• YOUR INSTRUCTIONS:
Spot every line with the word "выходите" and return it.

• DATASET EXTRACT:
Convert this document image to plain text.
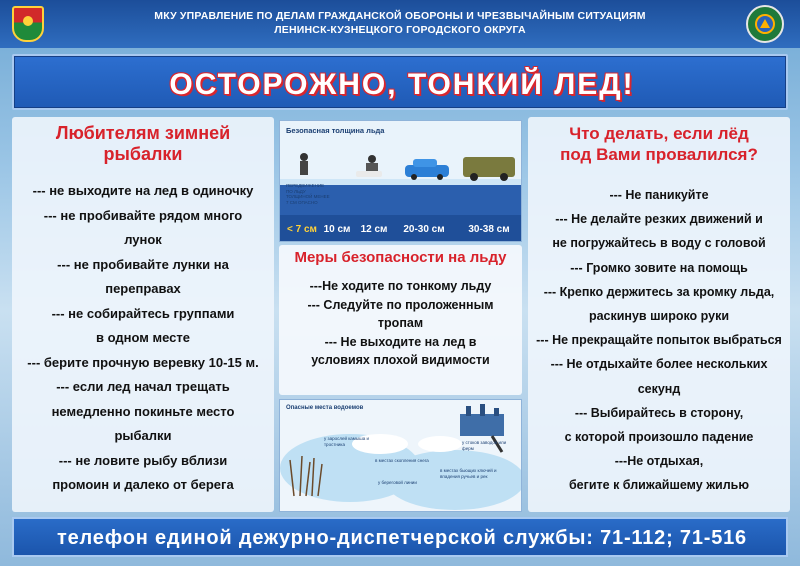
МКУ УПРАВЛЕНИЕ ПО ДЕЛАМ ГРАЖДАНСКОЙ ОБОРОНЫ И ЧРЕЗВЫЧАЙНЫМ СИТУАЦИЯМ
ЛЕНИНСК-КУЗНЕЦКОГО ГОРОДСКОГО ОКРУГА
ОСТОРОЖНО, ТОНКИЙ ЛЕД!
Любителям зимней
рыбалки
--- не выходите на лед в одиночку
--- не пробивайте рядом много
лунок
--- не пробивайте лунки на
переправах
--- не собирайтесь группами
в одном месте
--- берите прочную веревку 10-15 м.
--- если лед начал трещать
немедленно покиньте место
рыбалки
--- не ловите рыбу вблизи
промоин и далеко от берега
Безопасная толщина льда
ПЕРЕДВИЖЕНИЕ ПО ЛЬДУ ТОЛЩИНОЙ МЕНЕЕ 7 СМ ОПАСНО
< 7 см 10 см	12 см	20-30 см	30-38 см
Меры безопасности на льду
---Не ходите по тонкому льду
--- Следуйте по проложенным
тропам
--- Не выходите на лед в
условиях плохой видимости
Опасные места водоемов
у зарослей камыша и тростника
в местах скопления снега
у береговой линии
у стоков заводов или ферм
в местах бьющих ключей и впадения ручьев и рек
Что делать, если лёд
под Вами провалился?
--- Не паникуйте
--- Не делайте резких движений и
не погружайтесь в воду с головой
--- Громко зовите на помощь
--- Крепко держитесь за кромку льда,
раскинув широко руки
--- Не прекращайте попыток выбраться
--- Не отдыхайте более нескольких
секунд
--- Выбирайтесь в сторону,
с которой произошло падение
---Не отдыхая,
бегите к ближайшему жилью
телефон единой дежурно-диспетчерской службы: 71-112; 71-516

• THE RESULT:
--- не выходите на лед в одиночку
--- Не выходите на лед в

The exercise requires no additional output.